Thursday, November 27, 2008

An early sign that the mortgage crisis is ending?

Thanks to McClatchy for directing me to this site.

http://www.sacbee.com/103/story/1431559.html
Homebuyers jump at falling mortgage rates
By Dale Kasler
dkasler@sacbee.com
Published: Thursday, Nov. 27, 2008 | Page 8B

Stuart Stenhouse has been watching the housing market for some time. On Wednesday, lured by a plunge in mortgage rates, the 40-year-old Sacramentan jumped in.

"That's why I'm starting," Stenhouse said as he traipsed around Beazer Homes' Natomas Field development in a cold midday drizzle. He doubted he would buy immediately, but the lower rates prompted him to start looking at town homes in the low-$200,000 range.

Sacramento's troubled housing market, which has been gaining momentum for several months, got a new jolt this week. An $800 billion stimulus plan for the credit markets, unveiled Tuesday by the Federal Reserve and U.S. Treasury Department, sent fixed-rate mortgages tumbling as much as 1 percentage point.

Almost immediately, homebuyers with deals pending raced to lock in rates. Potential homebuyers called their agents and said they were ready to look in earnest. Homeowners took a fresh look at the refinance market.

It's unlikely this will cure all that ails the real estate market. It won't spell relief for homeowners who've fallen behind on their payments or can't refinance out of an expensive variable-rate mortgage because they owe more than their houses are worth.

Still, the move was seen as helpful. Alan Wagner, president of the Sacramento Association of Realtors, said the lower rates might help firm up the region's housing prices – which have continued to plummet even as the volume of sales has improved. At the very least, the rates will probably bring more buyers out of the woodwork, and soon.

"Where Friday is going to be Black Friday for retail people, it'll be a day for people to start looking for houses," said Wagner, an agent with Re/Max Gold in Elk Grove.

Jeff Tarbell of Comstock Mortgage, with offices in Sacramento and Roseville, said 30-year fixed-rate mortgages fell to around 5.375 percent. They had been something over 6 percent before the stimulus plan was announced.

This week's average mortgage rate of 5.97 percent was the lowest since the week of Oct. 9, when rates fell to 5.94 percent. Average rates have been below 6 percent 16 weeks this year, according to mortgage giant Freddie Mac. The year's low was 5.48 percent the week of Jan. 24; the high was 6.63 percent the week of July 24.

Tuesday's news overwhelmed computers at Comstock, and the banks where it places loans, as purchasers moved to take advantage.

☆ ☆ ☆ ☆ ☆ ☆ ☆

[To be done]
[1] List every person named in the mortgage article.
[2] According to the mortgage article, what was the year's lowest average mortgage rate, and in which week did it occur?
[3] Carry the mortgage article forward from its last sentence.

☆ ☆ ☆ ☆ ☆ ☆ ☆

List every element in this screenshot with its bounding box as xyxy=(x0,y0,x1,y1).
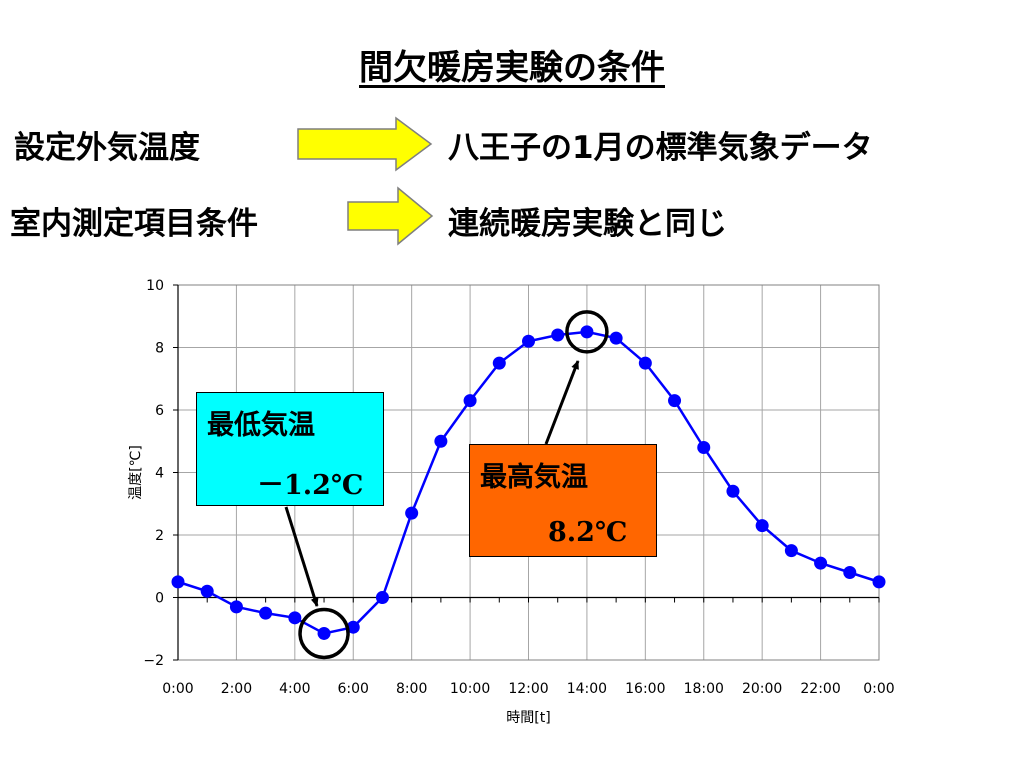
data-point xyxy=(229,600,243,614)
data-point xyxy=(609,331,623,345)
data-point xyxy=(375,591,389,604)
data-point xyxy=(405,506,419,520)
max-temp-label: 最高気温 xyxy=(480,462,588,493)
y-tick-label: 10 xyxy=(146,278,164,294)
data-point xyxy=(668,394,682,408)
data-point xyxy=(872,575,886,589)
x-tick-label: 20:00 xyxy=(742,681,782,697)
max-highlight-circle xyxy=(565,310,609,354)
data-point xyxy=(522,334,535,348)
x-tick-label: 14:00 xyxy=(567,681,607,697)
data-point xyxy=(814,556,828,570)
y-tick-label: 6 xyxy=(155,403,164,419)
min-highlight-circle xyxy=(298,607,350,660)
min-temp-value: －1.2℃ xyxy=(257,470,364,501)
outdoor-temp-value: 八王子の1月の標準気象データ xyxy=(448,130,873,166)
y-tick-label: 4 xyxy=(155,466,164,482)
y-tick-label: −2 xyxy=(143,653,164,669)
y-axis-title: 温度[℃] xyxy=(128,445,144,500)
data-point xyxy=(200,584,214,598)
data-point xyxy=(726,484,740,498)
max-temp-value: 8.2℃ xyxy=(548,517,628,548)
x-tick-label: 12:00 xyxy=(508,681,548,697)
x-axis-title: 時間[t] xyxy=(506,710,550,726)
data-point xyxy=(755,519,769,533)
x-tick-label: 16:00 xyxy=(625,681,665,697)
data-point xyxy=(346,620,360,634)
data-point xyxy=(784,544,798,558)
x-tick-label: 0:00 xyxy=(863,681,894,697)
x-tick-label: 10:00 xyxy=(450,681,490,697)
data-point xyxy=(259,606,273,620)
y-tick-label: 2 xyxy=(155,528,164,544)
min-pointer-arrow xyxy=(284,506,319,607)
max-temp-callout: 最高気温 8.2℃ xyxy=(469,444,657,557)
data-point xyxy=(317,626,331,640)
page-title: 間欠暖房実験の条件 xyxy=(359,48,665,88)
indoor-condition-label: 室内測定項目条件 xyxy=(10,206,258,242)
right-arrow-icon xyxy=(297,116,433,172)
x-tick-label: 6:00 xyxy=(338,681,369,697)
data-point xyxy=(551,328,565,342)
data-point xyxy=(580,325,594,339)
data-point xyxy=(492,356,506,370)
x-tick-label: 4:00 xyxy=(279,681,310,697)
data-point xyxy=(843,566,857,579)
min-temp-label: 最低気温 xyxy=(207,410,315,441)
y-tick-label: 8 xyxy=(155,341,164,357)
data-point xyxy=(434,434,448,448)
data-point xyxy=(288,611,302,625)
min-temp-callout: 最低気温 －1.2℃ xyxy=(196,392,384,506)
max-pointer-arrow xyxy=(544,360,580,445)
data-point xyxy=(171,575,185,589)
y-tick-label: 0 xyxy=(155,591,164,607)
outdoor-temp-label: 設定外気温度 xyxy=(14,130,200,166)
data-point xyxy=(697,441,711,454)
x-tick-label: 22:00 xyxy=(800,681,840,697)
x-tick-label: 2:00 xyxy=(221,681,252,697)
data-point xyxy=(463,394,477,408)
x-tick-label: 0:00 xyxy=(162,681,193,697)
right-arrow-icon xyxy=(347,186,434,246)
x-tick-label: 8:00 xyxy=(396,681,427,697)
data-point xyxy=(638,356,652,370)
x-tick-label: 18:00 xyxy=(684,681,724,697)
indoor-condition-value: 連続暖房実験と同じ xyxy=(448,206,727,242)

☆ ☆ ☆ ☆ ☆ ☆ ☆

[Answers per task]
[1] Dale Kasler, Stuart Stenhouse, Alan Wagner, Jeff Tarbell

[2] 5.48 percent, the week of Jan. 24.

[3]
"There was so much volume in such a short window of time, I would say probably our own system, and four or five of the big banks that we register loans with, went down or went into some sort of a tizzy," Tarbell said. It quieted Wednesday but was still busy.

One of Tarbell's clients, who's moving from the Bay Area, was about to lock in a $400,000 mortgage at 6 percent. He ended up borrowing at 5.625 percent. Savings: $161 a month.

The government plan includes $500 billion in new cash to buy up mortgage-backed securities, plus another $100 billion to buy debt securities issued by government-affiliated mortgage firms such as Freddie Mac.

Separately, $200 billion will be loaned to institutions that invest in securities backed by auto, credit-card and small-business loans.

By purchasing those securities, the government drives up their price. That drives down the securities' yield, which drives down the interest rates consumers pay.

The plan comes as the Sacramento housing market, one of the first in the country to collapse, is still struggling to find its footing. October marked the seventh straight month with higher sales, but prices are still falling off a cliff.

MDA DataQuick said Sacramento County median prices fell to $195,000 in October, a 35 percent drop from a year ago. Placer County's median of $320,000 was 21 percent below last year and 39 percent below the 2005 peak.

Moreover, the new-home market remains weak. Housing starts in greater Sacramento are down 34 percent this year, says the Construction Industry Research Board.

That means, at least for now, downward pressure on prices. "The buyers are out there looking for really good deals, and they're getting really good deals," said Patti Smith of Patti Smith Timberline Realty in Georgetown.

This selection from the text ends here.